-------- DATA TO USE --------

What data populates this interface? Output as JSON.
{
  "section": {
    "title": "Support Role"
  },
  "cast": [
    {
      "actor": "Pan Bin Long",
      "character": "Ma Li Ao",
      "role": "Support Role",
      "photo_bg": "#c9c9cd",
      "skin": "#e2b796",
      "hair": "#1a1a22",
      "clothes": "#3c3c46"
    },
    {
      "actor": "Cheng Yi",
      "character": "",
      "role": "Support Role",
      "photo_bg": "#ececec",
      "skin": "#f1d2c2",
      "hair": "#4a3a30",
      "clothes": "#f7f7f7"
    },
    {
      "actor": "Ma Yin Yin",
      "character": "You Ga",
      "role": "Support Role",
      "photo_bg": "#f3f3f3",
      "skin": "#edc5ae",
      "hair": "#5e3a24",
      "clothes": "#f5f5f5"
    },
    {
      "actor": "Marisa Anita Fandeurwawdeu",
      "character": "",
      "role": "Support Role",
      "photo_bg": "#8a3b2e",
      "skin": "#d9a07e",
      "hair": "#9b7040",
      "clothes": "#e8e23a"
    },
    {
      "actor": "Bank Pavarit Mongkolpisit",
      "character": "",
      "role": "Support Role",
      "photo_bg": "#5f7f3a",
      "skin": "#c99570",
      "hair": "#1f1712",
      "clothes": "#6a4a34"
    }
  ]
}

--------

PROBLEM: Give the complete listing a second time, exactly as it reads.

WRITTEN SOLUTION:
What data populates this interface? Output as JSON.
{
  "section": {
    "title": "Support Role"
  },
  "cast": [
    {
      "actor": "Pan Bin Long",
      "character": "Ma Li Ao",
      "role": "Support Role",
      "photo_bg": "#c9c9cd",
      "skin": "#e2b796",
      "hair": "#1a1a22",
      "clothes": "#3c3c46"
    },
    {
      "actor": "Cheng Yi",
      "character": "",
      "role": "Support Role",
      "photo_bg": "#ececec",
      "skin": "#f1d2c2",
      "hair": "#4a3a30",
      "clothes": "#f7f7f7"
    },
    {
      "actor": "Ma Yin Yin",
      "character": "You Ga",
      "role": "Support Role",
      "photo_bg": "#f3f3f3",
      "skin": "#edc5ae",
      "hair": "#5e3a24",
      "clothes": "#f5f5f5"
    },
    {
      "actor": "Marisa Anita Fandeurwawdeu",
      "character": "",
      "role": "Support Role",
      "photo_bg": "#8a3b2e",
      "skin": "#d9a07e",
      "hair": "#9b7040",
      "clothes": "#e8e23a"
    },
    {
      "actor": "Bank Pavarit Mongkolpisit",
      "character": "",
      "role": "Support Role",
      "photo_bg": "#5f7f3a",
      "skin": "#c99570",
      "hair": "#1f1712",
      "clothes": "#6a4a34"
    }
  ]
}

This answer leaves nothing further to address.